## Provided records
◆ ◆ ◆ ◆

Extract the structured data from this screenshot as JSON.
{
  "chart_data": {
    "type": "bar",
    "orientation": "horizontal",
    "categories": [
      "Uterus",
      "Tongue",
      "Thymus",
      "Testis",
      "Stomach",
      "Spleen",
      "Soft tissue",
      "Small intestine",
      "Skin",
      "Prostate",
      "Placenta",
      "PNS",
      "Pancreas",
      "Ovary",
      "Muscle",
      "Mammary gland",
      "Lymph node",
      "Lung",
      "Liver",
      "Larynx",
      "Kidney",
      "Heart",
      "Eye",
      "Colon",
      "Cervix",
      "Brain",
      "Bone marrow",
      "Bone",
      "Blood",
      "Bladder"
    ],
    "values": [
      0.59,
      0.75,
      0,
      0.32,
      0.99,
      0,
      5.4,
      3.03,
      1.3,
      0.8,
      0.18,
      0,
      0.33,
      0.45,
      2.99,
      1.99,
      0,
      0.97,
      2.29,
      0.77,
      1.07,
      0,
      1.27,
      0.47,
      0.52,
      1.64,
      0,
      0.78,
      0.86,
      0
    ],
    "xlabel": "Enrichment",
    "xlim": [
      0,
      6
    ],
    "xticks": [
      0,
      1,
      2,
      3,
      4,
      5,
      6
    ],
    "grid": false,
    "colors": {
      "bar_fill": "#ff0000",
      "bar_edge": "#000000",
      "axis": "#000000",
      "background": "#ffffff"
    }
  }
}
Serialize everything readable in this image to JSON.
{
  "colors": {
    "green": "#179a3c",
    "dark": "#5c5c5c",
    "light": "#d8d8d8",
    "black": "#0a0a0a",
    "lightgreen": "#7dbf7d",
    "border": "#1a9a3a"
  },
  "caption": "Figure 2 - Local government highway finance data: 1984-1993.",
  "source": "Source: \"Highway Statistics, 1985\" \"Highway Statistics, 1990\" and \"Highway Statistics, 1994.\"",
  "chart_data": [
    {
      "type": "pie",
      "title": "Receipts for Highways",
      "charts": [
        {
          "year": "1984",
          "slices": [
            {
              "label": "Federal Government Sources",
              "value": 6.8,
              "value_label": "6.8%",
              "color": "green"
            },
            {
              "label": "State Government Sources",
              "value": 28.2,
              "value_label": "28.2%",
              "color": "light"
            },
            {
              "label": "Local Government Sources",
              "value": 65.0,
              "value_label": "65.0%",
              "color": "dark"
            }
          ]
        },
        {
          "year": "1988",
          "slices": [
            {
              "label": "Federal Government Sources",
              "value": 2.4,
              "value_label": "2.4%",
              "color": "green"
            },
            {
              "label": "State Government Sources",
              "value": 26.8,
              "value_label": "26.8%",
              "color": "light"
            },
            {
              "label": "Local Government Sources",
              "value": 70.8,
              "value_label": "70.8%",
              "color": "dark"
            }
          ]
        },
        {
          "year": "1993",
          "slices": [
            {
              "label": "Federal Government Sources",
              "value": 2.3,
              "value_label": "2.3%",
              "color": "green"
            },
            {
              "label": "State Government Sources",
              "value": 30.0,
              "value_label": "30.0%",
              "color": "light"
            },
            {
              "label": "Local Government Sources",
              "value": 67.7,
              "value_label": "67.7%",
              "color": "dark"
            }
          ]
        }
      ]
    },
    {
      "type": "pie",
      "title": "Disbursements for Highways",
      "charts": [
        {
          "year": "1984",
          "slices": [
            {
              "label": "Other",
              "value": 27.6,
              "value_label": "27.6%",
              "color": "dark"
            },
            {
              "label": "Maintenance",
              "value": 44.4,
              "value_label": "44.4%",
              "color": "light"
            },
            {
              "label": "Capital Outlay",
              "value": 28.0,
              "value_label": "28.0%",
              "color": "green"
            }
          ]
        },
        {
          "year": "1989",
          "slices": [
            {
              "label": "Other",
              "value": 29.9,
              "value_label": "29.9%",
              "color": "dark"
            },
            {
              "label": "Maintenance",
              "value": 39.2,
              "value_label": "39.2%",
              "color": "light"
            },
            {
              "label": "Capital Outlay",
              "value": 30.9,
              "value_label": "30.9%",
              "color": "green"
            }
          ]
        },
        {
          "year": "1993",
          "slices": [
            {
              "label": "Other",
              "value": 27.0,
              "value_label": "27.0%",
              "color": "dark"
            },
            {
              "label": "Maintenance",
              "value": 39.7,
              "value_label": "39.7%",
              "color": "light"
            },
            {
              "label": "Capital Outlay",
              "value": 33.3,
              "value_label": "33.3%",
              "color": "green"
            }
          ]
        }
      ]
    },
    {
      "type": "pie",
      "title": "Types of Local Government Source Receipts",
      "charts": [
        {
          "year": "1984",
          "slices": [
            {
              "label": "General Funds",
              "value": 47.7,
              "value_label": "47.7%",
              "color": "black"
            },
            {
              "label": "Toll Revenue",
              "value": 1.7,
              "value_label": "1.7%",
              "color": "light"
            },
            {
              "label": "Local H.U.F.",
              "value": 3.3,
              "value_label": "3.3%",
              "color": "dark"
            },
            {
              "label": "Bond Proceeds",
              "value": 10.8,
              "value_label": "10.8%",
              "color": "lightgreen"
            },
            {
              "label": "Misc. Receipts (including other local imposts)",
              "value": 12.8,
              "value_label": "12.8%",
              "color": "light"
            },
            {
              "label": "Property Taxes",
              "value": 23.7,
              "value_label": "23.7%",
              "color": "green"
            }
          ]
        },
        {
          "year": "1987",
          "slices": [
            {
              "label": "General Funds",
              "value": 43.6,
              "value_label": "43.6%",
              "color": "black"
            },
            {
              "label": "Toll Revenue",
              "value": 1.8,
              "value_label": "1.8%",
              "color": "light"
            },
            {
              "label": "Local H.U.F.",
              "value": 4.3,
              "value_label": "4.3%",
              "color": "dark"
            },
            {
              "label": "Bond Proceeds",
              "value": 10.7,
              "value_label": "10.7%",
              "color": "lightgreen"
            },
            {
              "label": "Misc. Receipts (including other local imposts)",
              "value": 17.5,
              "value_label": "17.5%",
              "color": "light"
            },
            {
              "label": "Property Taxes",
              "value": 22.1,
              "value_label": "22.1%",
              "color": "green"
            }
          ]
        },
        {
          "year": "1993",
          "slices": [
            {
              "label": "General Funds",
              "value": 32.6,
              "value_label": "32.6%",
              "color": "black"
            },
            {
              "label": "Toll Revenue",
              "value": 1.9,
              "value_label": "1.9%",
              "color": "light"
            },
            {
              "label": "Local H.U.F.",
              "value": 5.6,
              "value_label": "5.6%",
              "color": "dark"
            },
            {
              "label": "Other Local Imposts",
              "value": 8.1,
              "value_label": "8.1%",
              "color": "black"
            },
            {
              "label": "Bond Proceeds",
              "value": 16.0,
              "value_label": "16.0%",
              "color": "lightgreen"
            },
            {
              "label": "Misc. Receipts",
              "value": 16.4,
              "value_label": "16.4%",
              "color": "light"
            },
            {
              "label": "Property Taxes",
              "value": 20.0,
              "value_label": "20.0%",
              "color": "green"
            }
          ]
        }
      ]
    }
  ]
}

◆ ◆ ◆ ◆

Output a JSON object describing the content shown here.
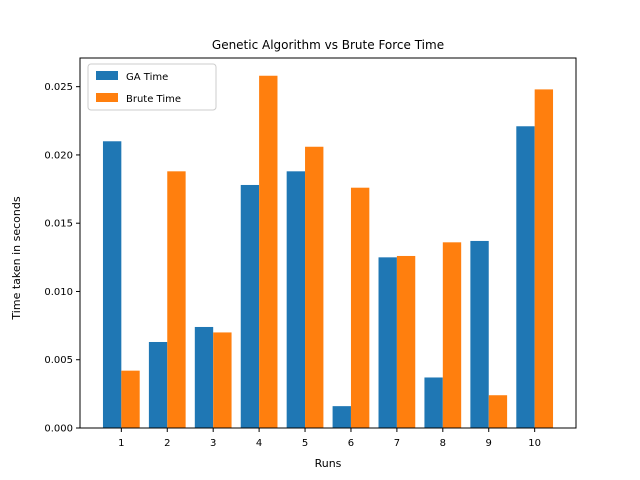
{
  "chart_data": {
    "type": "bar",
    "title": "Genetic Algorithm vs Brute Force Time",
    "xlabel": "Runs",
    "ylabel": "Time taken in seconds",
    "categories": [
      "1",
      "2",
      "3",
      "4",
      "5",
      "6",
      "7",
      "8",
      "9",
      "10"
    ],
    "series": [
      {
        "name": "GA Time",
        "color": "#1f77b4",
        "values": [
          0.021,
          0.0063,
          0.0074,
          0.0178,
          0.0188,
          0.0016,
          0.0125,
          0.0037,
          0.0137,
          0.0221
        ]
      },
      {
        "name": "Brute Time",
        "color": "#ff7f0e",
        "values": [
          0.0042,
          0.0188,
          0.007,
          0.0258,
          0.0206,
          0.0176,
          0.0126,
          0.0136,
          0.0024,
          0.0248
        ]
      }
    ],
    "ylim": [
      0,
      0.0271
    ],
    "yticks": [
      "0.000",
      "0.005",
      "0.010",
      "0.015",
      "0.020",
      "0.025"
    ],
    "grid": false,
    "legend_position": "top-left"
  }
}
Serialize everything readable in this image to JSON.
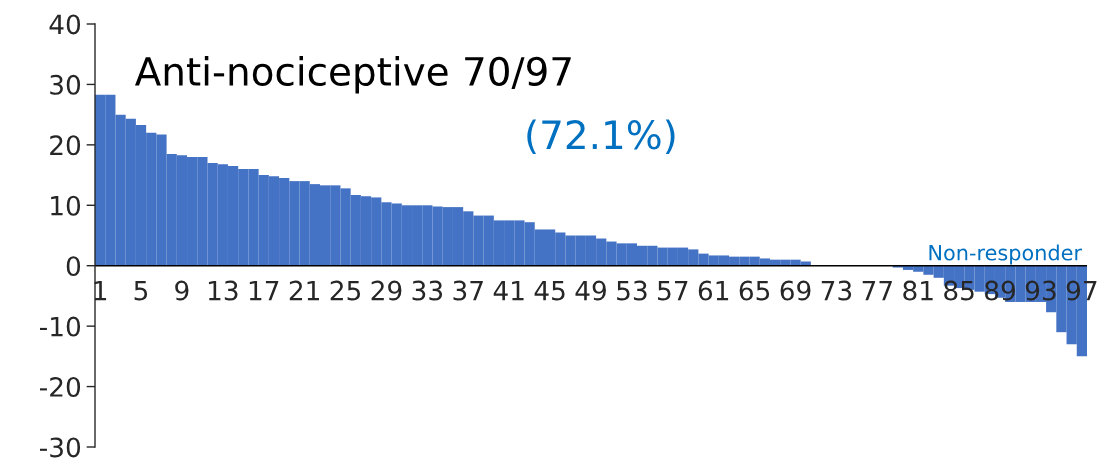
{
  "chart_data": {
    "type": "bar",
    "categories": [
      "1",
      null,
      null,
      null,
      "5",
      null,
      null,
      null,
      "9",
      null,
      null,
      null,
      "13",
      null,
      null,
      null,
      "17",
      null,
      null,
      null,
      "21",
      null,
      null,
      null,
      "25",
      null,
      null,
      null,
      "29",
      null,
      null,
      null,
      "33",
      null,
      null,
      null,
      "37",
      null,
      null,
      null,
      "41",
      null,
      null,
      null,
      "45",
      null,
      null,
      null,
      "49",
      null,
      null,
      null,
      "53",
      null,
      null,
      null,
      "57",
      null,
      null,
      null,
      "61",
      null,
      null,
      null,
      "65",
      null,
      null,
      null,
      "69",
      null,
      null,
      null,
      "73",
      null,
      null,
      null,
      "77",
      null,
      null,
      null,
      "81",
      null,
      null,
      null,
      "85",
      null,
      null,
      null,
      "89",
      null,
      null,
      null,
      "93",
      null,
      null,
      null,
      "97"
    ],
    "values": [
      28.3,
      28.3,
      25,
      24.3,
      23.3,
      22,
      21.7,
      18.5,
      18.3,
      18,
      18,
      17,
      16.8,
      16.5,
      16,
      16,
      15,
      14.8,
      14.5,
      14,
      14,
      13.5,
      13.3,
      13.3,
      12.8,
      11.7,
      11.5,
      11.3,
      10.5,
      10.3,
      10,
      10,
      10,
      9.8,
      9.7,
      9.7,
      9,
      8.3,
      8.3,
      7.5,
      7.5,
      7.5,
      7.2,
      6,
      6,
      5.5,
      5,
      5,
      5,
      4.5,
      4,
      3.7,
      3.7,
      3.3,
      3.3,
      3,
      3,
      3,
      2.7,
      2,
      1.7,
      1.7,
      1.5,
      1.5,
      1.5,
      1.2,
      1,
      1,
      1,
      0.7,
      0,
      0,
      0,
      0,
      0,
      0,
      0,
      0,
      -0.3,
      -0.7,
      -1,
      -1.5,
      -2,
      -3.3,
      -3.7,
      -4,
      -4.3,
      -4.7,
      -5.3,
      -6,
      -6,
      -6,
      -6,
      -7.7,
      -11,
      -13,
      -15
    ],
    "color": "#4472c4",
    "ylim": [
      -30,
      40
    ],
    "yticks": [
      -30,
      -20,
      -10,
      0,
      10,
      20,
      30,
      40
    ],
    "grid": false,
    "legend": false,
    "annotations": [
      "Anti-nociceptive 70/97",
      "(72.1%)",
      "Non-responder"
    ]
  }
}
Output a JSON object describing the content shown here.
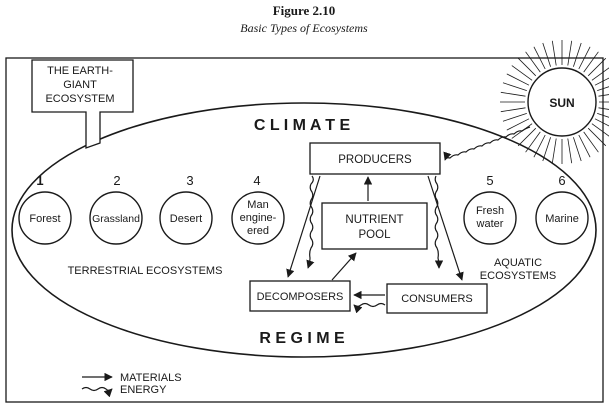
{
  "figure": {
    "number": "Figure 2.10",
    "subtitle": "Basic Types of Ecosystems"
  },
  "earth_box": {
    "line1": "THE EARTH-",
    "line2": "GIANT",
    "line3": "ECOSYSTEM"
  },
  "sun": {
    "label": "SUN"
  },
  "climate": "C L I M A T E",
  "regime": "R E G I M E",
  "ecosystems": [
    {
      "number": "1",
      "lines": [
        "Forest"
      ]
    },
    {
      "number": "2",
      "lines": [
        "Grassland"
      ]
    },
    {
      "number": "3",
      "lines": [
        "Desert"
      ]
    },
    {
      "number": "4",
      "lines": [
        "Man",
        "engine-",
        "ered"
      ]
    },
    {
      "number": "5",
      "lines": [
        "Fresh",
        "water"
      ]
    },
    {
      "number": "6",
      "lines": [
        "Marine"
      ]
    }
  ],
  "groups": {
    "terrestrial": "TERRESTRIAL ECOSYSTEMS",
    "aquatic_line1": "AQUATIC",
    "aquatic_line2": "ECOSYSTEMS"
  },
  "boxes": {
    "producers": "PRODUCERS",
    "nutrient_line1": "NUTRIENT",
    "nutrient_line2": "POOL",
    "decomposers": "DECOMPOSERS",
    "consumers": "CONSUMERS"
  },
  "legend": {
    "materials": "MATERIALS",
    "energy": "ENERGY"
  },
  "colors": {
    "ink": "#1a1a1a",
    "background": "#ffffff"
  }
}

◆ ◆ ◆ ◆

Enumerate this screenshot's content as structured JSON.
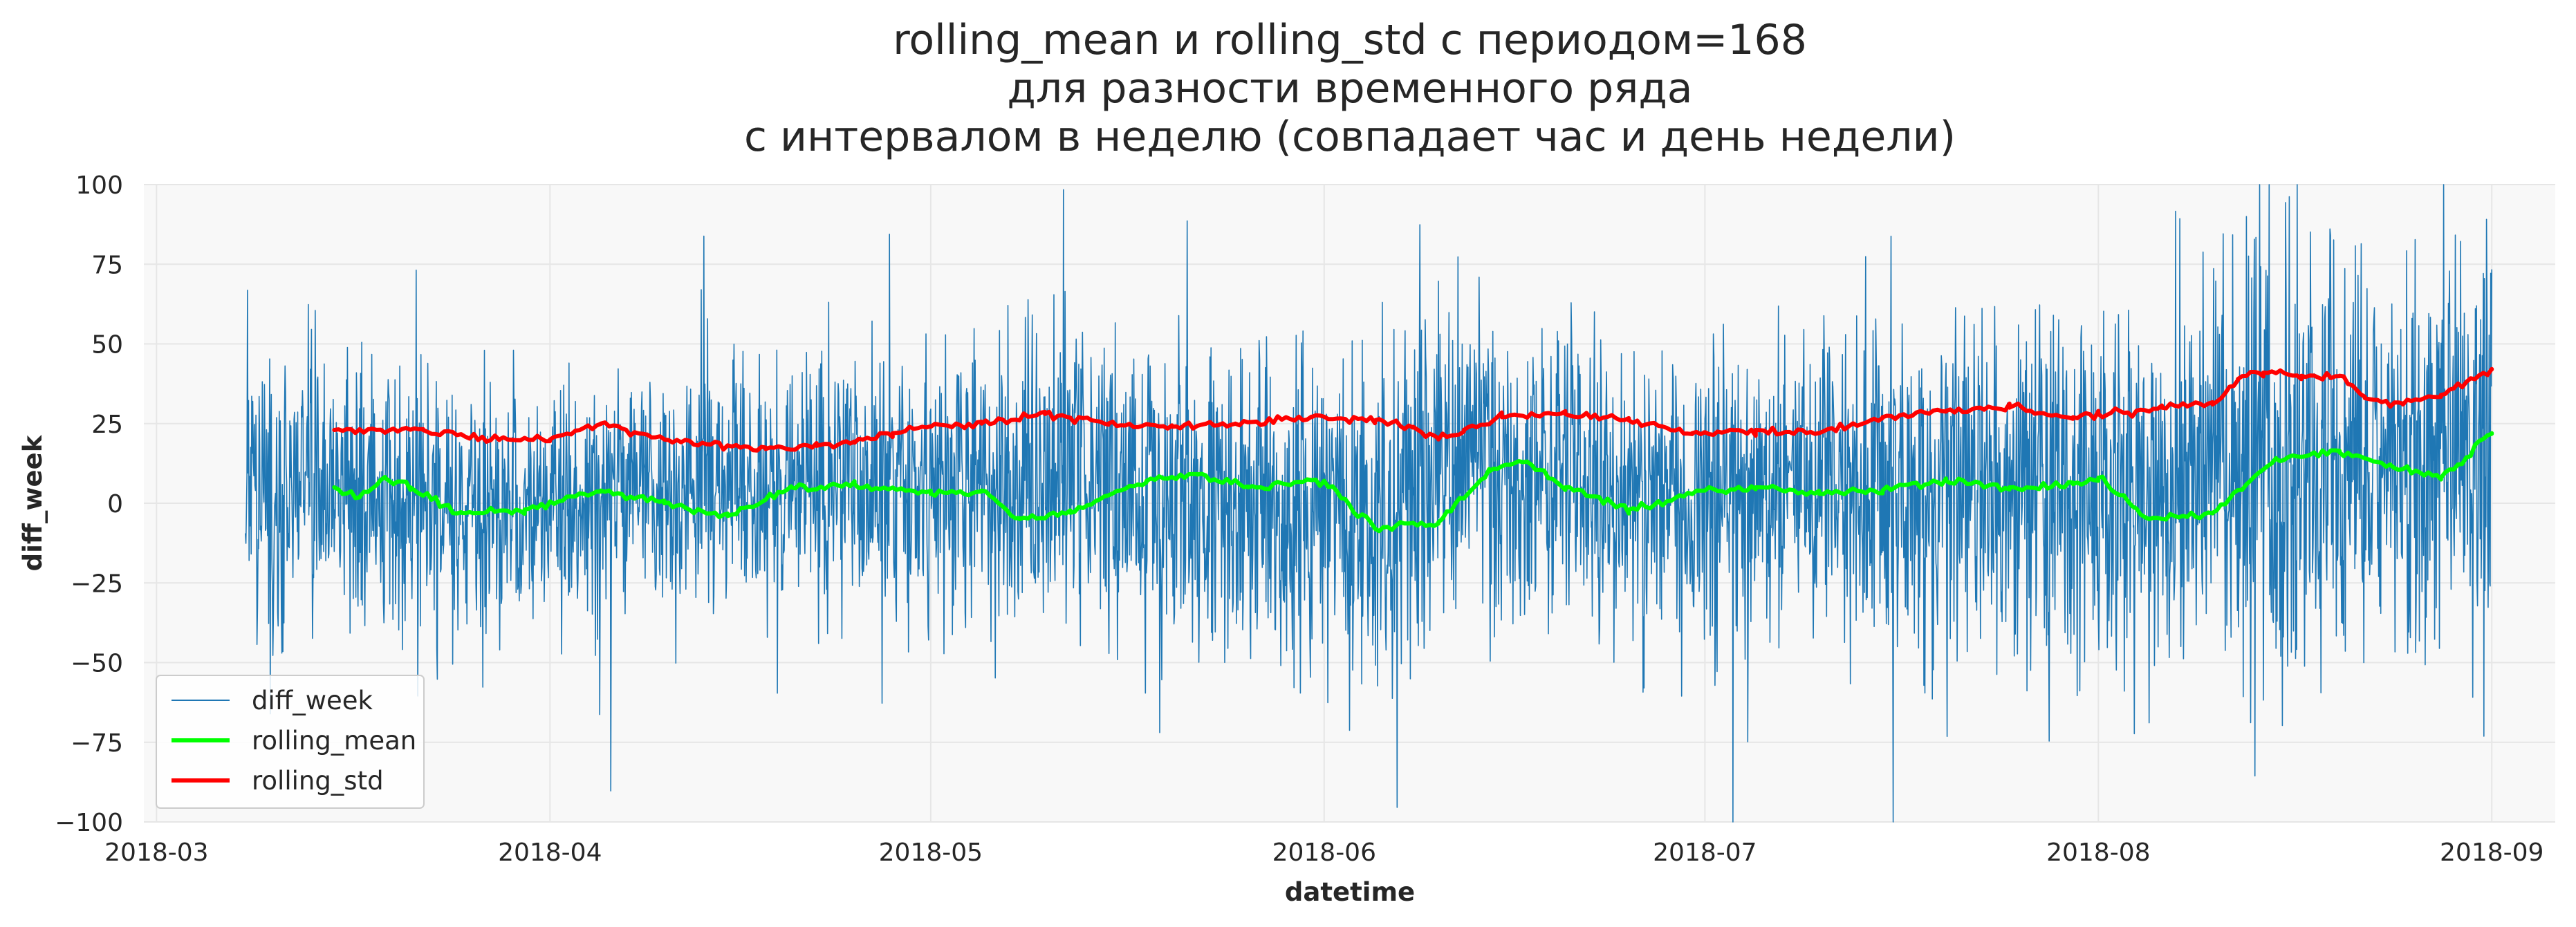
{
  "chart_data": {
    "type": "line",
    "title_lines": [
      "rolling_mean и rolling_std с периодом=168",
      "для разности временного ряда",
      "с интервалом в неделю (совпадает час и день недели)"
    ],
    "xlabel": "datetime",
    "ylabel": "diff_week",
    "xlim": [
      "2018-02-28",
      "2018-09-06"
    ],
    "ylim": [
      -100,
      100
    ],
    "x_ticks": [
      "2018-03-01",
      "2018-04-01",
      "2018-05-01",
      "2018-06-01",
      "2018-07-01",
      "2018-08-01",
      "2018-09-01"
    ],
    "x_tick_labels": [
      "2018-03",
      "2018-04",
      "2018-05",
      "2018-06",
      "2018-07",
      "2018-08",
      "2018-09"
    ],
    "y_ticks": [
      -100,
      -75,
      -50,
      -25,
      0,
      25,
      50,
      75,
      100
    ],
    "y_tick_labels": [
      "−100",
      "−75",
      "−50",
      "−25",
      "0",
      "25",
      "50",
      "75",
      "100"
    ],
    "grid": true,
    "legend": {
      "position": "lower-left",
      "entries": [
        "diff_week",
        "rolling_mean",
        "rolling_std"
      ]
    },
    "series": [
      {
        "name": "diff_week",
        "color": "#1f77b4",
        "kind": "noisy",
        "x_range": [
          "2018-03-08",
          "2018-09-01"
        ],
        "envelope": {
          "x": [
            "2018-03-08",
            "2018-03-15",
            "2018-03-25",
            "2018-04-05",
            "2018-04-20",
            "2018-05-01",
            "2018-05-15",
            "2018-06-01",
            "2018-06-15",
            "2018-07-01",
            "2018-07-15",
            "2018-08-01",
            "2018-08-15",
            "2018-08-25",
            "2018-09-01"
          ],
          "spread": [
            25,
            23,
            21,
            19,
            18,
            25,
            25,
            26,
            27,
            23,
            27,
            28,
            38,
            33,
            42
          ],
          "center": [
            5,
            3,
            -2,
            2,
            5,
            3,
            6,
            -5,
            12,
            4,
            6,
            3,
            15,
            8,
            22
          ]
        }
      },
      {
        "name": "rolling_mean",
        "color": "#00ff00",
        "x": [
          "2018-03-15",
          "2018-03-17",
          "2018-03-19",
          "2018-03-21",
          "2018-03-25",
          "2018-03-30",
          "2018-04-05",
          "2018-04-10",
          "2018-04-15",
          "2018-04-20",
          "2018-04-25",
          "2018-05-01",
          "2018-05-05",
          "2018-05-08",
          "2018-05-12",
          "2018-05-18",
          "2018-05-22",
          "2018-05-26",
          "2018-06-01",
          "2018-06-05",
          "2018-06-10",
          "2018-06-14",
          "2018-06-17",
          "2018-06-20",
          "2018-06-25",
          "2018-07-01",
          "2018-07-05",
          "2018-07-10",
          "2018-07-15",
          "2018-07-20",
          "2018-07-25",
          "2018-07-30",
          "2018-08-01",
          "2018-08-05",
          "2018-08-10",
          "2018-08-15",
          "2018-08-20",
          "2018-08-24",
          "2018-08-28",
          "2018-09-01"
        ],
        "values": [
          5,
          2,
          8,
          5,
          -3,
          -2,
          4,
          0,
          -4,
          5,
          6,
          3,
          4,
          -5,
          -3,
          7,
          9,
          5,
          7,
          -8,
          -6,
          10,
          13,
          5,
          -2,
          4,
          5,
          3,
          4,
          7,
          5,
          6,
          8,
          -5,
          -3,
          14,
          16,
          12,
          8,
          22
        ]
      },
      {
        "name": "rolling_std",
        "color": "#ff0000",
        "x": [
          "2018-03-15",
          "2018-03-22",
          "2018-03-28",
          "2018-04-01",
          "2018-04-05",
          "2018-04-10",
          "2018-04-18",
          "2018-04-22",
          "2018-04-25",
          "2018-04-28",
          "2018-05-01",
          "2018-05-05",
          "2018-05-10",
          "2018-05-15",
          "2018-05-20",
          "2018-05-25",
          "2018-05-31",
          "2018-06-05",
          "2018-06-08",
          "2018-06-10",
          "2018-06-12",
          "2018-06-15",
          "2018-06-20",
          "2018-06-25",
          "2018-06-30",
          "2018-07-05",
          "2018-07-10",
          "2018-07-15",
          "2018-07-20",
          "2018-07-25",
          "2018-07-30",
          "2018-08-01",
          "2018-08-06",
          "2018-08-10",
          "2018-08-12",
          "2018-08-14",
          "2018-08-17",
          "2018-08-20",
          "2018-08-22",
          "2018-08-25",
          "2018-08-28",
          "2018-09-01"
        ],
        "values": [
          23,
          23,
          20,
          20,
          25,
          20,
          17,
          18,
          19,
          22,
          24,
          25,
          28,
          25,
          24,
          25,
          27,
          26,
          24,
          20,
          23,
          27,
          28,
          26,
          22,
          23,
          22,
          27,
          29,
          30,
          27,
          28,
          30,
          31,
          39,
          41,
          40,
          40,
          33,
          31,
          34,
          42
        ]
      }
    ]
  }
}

◆ ◆ ◆ ◆

## Task brief
Only the number is wanted: how many lines in the data include the string "left"?

## Result
2